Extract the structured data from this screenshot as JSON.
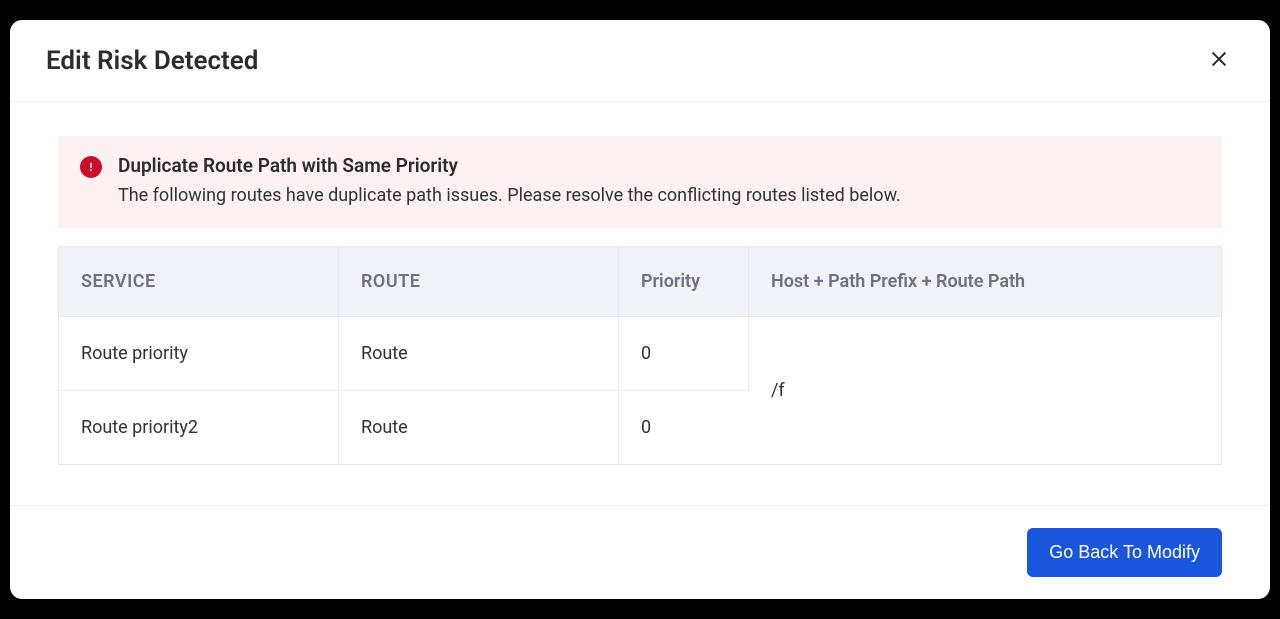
{
  "dialog": {
    "title": "Edit Risk Detected"
  },
  "alert": {
    "title": "Duplicate Route Path with Same Priority",
    "message": "The following routes have duplicate path issues. Please resolve the conflicting routes listed below."
  },
  "table": {
    "headers": {
      "service": "SERVICE",
      "route": "ROUTE",
      "priority": "Priority",
      "hostpath": "Host + Path Prefix + Route Path"
    },
    "rows": [
      {
        "service": "Route priority",
        "route": "Route",
        "priority": "0"
      },
      {
        "service": "Route priority2",
        "route": "Route",
        "priority": "0"
      }
    ],
    "merged_hostpath": "/f"
  },
  "footer": {
    "back_label": "Go Back To Modify"
  }
}
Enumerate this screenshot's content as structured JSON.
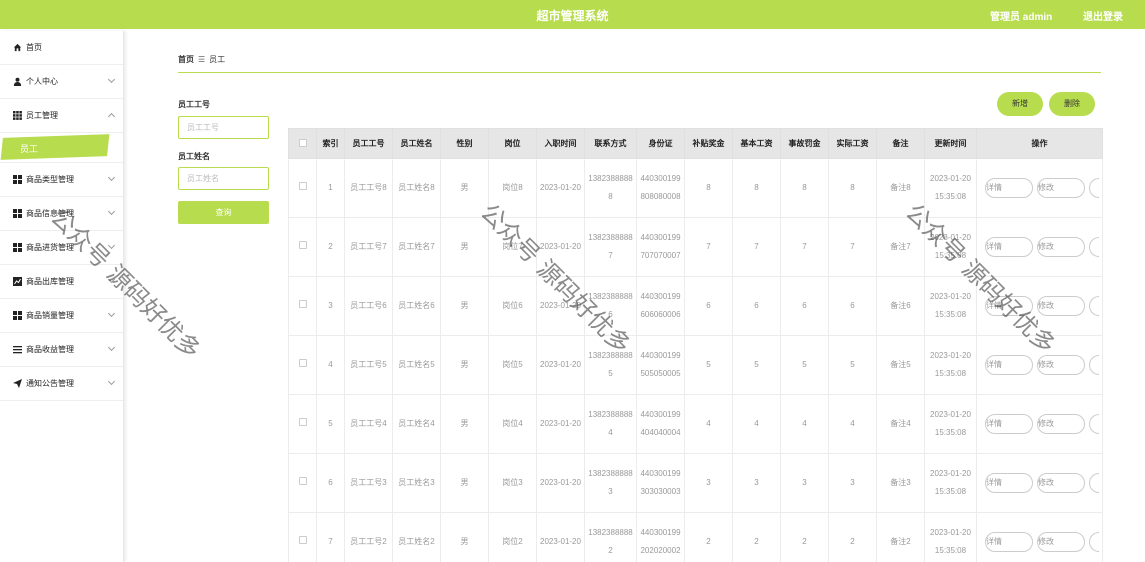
⁂
§ Set exercise: Output an exact copy of the material, with the pictures removed.

§ Solution for this problem:
Extract the structured data from this screenshot as JSON.
{
  "dialog": {
    "title": "Edit Risk Detected"
  },
  "alert": {
    "title": "Duplicate Route Path with Same Priority",
    "message": "The following routes have duplicate path issues. Please resolve the conflicting routes listed below."
  },
  "table": {
    "headers": {
      "service": "SERVICE",
      "route": "ROUTE",
      "priority": "Priority",
      "hostpath": "Host + Path Prefix + Route Path"
    },
    "rows": [
      {
        "service": "Route priority",
        "route": "Route",
        "priority": "0"
      },
      {
        "service": "Route priority2",
        "route": "Route",
        "priority": "0"
      }
    ],
    "merged_hostpath": "/f"
  },
  "footer": {
    "back_label": "Go Back To Modify"
  }
}
Enumerate this screenshot's content as structured JSON.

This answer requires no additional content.